◆ Exercise description: Your task is to filter the data below down to the lines holding "πολιορκία".

── Data for this exercise

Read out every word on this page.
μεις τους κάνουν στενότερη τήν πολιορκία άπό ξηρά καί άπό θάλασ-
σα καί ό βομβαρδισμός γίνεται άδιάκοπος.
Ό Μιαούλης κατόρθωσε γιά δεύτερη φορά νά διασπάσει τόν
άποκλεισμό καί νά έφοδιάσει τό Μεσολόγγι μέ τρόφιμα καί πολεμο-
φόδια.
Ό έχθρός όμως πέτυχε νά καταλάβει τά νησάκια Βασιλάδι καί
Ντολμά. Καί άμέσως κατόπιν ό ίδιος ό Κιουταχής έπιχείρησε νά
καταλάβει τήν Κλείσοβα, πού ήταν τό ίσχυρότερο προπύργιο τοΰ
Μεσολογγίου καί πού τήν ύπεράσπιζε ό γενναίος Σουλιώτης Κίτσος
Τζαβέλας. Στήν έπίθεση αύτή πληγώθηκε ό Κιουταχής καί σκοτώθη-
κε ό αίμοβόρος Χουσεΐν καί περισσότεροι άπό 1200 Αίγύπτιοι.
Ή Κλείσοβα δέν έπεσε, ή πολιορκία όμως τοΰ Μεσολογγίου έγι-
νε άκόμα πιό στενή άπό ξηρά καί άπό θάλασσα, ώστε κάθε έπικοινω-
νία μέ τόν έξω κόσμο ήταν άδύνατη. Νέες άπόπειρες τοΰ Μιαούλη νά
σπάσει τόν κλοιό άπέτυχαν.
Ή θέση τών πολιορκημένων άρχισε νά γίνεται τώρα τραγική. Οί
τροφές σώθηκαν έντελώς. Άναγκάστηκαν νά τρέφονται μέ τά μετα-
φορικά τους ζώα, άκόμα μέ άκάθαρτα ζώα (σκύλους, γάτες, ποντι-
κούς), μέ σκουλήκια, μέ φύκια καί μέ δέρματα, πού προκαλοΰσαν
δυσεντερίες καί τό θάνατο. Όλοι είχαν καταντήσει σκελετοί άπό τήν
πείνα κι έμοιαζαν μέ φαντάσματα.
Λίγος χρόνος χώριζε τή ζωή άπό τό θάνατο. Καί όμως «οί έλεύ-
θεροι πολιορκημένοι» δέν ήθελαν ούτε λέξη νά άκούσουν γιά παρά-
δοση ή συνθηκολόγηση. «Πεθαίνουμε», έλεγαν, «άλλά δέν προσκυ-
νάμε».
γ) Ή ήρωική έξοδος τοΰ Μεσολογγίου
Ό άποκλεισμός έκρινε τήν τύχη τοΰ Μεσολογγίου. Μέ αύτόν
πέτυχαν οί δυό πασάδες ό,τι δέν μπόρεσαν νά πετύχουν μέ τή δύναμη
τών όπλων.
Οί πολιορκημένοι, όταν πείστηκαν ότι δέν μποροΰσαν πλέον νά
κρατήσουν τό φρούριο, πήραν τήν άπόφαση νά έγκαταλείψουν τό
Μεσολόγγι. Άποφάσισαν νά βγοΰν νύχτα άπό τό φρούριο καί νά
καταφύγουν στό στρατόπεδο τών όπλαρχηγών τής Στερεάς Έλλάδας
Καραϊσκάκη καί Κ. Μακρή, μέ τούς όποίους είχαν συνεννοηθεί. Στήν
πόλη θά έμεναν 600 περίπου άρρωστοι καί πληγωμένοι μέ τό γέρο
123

────

◆ Written response:
μεις τους κάνουν στενότερη τήν πολιορκία άπό ξηρά καί άπό θάλασ-
Ή Κλείσοβα δέν έπεσε, ή πολιορκία όμως τοΰ Μεσολογγίου έγι-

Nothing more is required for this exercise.